Exercise requirements:
Look for the word "以乡镇为单位" in each line and report the count of matching lines, with nothing added.

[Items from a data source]

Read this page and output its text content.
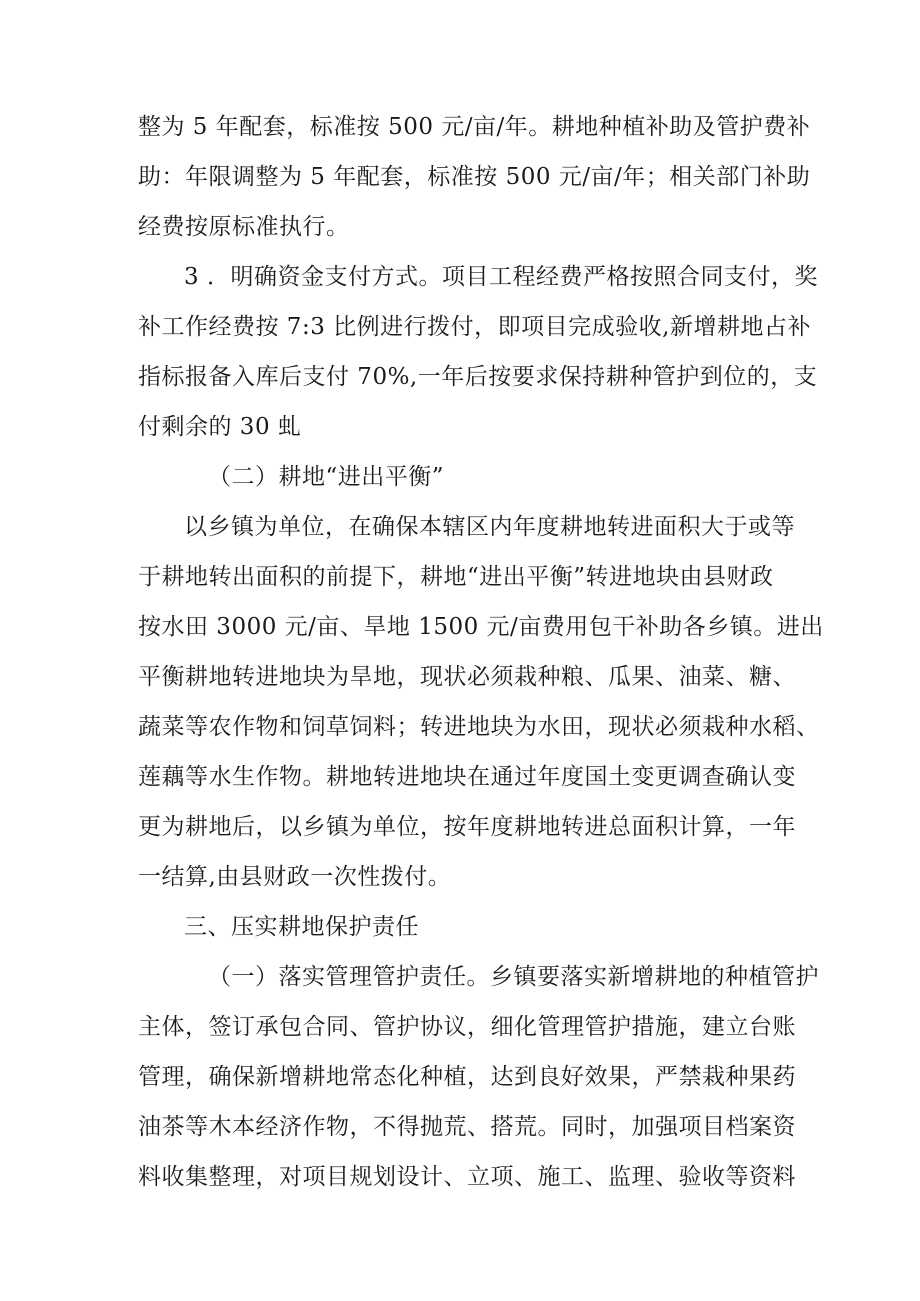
整为 5 年配套，标准按 500 元/亩/年。耕地种植补助及管护费补
助：年限调整为 5 年配套，标准按 500 元/亩/年；相关部门补助
经费按原标准执行。
3 ．明确资金支付方式。项目工程经费严格按照合同支付，奖
补工作经费按 7:3 比例进行拨付，即项目完成验收,新增耕地占补
指标报备入库后支付 70%,一年后按要求保持耕种管护到位的，支
付剩余的 30 虬
（二）耕地“进出平衡”
以乡镇为单位，在确保本辖区内年度耕地转进面积大于或等
于耕地转出面积的前提下，耕地“进出平衡”转进地块由县财政
按水田 3000 元/亩、旱地 1500 元/亩费用包干补助各乡镇。进出
平衡耕地转进地块为旱地，现状必须栽种粮、瓜果、油菜、糖、
蔬菜等农作物和饲草饲料；转进地块为水田，现状必须栽种水稻、
莲藕等水生作物。耕地转进地块在通过年度国土变更调查确认变
更为耕地后，以乡镇为单位，按年度耕地转进总面积计算，一年
一结算,由县财政一次性拨付。
三、压实耕地保护责任
（一）落实管理管护责任。乡镇要落实新增耕地的种植管护
主体，签订承包合同、管护协议，细化管理管护措施，建立台账
管理，确保新增耕地常态化种植，达到良好效果，严禁栽种果药
油茶等木本经济作物，不得抛荒、搭荒。同时，加强项目档案资
料收集整理，对项目规划设计、立项、施工、监理、验收等资料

Task answer:
2